● Task data
################

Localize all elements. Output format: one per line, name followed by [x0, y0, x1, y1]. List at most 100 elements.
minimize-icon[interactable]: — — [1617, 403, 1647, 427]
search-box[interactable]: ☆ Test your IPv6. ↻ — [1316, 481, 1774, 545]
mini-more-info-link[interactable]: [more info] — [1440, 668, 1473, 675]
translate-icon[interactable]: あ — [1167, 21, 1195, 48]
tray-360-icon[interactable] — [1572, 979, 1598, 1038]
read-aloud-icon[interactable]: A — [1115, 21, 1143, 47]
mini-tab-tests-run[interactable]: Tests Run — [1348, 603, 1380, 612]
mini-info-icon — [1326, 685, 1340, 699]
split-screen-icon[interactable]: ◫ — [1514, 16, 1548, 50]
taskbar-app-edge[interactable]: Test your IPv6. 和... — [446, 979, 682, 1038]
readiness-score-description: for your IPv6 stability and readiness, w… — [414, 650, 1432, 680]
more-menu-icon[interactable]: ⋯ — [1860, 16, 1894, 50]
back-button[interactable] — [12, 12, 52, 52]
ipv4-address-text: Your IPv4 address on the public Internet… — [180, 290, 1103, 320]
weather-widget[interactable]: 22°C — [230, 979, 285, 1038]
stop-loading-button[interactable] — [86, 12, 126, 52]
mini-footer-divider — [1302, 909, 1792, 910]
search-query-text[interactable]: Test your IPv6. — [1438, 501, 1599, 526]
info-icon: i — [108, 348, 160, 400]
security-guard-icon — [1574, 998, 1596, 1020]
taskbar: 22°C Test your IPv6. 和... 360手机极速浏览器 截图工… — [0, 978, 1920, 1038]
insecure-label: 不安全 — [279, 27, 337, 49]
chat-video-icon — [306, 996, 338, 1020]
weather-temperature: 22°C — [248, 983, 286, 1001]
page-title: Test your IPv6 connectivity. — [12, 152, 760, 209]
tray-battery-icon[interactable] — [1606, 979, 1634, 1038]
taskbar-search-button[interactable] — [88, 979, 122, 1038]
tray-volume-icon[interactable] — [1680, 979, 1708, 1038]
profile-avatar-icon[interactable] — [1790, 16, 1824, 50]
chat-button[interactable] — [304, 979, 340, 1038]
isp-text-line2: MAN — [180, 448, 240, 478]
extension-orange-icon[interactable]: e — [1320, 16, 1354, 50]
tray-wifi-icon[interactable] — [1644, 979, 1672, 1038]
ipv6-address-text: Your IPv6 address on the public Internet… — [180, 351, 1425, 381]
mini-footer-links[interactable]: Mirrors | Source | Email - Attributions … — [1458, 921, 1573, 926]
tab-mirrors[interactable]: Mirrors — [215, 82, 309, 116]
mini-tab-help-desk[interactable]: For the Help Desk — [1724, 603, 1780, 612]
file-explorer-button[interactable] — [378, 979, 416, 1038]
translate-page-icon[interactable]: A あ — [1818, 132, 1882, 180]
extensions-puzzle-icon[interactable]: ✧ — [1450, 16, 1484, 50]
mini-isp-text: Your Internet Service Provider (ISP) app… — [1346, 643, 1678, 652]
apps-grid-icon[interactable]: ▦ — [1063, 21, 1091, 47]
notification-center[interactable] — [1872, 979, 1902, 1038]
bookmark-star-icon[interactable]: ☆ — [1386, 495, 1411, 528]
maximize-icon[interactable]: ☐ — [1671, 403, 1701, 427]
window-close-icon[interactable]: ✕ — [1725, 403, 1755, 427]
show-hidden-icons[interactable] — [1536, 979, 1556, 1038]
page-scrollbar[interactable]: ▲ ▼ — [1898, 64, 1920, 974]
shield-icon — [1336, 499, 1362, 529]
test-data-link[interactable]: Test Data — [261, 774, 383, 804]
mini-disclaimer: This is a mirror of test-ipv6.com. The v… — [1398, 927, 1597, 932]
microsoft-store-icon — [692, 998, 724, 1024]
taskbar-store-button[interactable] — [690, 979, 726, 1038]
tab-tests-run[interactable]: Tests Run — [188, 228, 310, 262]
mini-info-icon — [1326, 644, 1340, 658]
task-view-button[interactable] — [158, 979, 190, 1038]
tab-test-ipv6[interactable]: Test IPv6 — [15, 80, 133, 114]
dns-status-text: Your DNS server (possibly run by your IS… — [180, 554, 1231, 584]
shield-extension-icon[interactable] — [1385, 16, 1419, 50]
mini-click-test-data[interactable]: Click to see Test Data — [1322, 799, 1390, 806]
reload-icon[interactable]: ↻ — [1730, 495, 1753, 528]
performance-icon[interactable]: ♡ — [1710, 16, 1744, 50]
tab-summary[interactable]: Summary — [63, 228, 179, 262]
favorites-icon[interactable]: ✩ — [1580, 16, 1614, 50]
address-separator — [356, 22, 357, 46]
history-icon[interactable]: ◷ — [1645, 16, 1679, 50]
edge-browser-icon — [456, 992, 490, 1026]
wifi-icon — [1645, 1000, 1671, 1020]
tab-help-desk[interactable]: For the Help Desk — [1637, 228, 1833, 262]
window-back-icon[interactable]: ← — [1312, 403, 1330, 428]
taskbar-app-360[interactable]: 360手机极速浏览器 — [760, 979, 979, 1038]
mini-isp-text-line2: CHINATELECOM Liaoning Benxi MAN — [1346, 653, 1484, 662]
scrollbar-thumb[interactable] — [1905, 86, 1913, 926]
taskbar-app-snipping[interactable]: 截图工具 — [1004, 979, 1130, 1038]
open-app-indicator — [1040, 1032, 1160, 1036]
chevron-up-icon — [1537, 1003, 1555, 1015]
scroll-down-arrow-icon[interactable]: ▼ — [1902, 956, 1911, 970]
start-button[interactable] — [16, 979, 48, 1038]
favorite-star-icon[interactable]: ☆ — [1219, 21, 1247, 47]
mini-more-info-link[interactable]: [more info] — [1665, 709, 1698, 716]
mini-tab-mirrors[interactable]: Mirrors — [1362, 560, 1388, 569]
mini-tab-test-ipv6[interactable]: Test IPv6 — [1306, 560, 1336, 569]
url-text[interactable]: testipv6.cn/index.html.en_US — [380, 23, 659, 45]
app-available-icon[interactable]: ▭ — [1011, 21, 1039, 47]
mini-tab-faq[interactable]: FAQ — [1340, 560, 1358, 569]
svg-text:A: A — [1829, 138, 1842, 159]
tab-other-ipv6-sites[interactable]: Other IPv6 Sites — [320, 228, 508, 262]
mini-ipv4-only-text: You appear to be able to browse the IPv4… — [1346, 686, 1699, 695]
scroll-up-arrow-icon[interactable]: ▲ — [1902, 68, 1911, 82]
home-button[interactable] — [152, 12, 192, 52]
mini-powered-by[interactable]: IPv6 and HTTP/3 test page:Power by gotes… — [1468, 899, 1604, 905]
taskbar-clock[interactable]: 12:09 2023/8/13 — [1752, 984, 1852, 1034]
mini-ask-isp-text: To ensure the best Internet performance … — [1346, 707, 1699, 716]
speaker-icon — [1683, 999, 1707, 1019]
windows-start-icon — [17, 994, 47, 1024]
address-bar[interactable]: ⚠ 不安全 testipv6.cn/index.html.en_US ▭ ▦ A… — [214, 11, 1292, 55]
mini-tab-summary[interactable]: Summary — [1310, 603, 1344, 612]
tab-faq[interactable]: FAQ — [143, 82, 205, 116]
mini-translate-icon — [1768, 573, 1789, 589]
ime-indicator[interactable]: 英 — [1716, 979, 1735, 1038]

################

● Task prompt
Please copy everything from the first of the lines above down to the line containing "ipv4-address-text: Your IPv4", with no changes and both ends included.

● Written response
Localize all elements. Output format: one per line, name followed by [x0, y0, x1, y1]. List at most 100 elements.
minimize-icon[interactable]: — — [1617, 403, 1647, 427]
search-box[interactable]: ☆ Test your IPv6. ↻ — [1316, 481, 1774, 545]
mini-more-info-link[interactable]: [more info] — [1440, 668, 1473, 675]
translate-icon[interactable]: あ — [1167, 21, 1195, 48]
tray-360-icon[interactable] — [1572, 979, 1598, 1038]
read-aloud-icon[interactable]: A — [1115, 21, 1143, 47]
mini-tab-tests-run[interactable]: Tests Run — [1348, 603, 1380, 612]
mini-info-icon — [1326, 685, 1340, 699]
split-screen-icon[interactable]: ◫ — [1514, 16, 1548, 50]
taskbar-app-edge[interactable]: Test your IPv6. 和... — [446, 979, 682, 1038]
readiness-score-description: for your IPv6 stability and readiness, w… — [414, 650, 1432, 680]
more-menu-icon[interactable]: ⋯ — [1860, 16, 1894, 50]
back-button[interactable] — [12, 12, 52, 52]
ipv4-address-text: Your IPv4 address on the public Internet… — [180, 290, 1103, 320]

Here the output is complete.